Input rows.
────────────────────

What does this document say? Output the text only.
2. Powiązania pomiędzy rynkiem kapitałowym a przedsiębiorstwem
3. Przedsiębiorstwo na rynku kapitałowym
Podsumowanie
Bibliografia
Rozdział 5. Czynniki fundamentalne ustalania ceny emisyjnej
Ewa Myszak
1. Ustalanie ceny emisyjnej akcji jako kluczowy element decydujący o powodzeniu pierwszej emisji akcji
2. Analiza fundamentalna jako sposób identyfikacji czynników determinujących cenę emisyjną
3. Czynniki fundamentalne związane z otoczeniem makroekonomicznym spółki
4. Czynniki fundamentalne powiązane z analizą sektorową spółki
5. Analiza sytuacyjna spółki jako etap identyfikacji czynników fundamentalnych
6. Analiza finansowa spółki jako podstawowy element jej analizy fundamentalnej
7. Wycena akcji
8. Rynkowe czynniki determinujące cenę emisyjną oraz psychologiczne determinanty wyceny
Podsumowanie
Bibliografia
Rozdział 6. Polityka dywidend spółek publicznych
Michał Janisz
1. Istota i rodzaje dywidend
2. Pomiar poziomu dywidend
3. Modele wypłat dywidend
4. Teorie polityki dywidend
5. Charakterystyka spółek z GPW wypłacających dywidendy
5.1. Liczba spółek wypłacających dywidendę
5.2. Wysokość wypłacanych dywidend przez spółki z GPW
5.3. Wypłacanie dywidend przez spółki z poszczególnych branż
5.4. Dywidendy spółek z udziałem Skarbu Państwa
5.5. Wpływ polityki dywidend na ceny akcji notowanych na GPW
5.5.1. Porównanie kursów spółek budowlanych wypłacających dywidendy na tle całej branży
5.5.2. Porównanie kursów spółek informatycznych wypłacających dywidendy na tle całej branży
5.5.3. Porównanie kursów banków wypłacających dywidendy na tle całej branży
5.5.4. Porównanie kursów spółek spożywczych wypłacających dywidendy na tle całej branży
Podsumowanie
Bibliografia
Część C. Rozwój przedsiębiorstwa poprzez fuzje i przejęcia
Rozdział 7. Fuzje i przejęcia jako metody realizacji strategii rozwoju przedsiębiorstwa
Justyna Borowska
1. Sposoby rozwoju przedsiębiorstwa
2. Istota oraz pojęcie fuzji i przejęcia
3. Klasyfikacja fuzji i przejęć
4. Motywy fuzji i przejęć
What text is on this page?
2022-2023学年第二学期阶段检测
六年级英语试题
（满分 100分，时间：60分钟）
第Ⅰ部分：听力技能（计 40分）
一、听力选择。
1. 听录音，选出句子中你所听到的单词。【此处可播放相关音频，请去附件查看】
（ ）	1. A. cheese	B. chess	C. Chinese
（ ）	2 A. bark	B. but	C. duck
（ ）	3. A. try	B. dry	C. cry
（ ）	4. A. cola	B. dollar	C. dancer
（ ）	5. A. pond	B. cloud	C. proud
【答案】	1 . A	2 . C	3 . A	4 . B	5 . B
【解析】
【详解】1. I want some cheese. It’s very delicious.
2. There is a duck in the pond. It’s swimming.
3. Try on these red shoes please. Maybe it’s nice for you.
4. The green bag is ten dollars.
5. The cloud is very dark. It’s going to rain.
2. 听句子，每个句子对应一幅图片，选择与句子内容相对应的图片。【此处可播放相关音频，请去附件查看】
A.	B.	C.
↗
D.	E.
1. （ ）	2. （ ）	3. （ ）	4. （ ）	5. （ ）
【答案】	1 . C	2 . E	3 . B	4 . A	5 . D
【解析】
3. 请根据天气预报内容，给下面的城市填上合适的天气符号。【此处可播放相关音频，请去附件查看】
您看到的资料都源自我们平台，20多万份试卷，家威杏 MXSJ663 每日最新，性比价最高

────────────────────

Given task. Which lines hold the word "polityki"? Copy all of them.

Output below.
4. Teorie polityki dywidend
5.5. Wpływ polityki dywidend na ceny akcji notowanych na GPW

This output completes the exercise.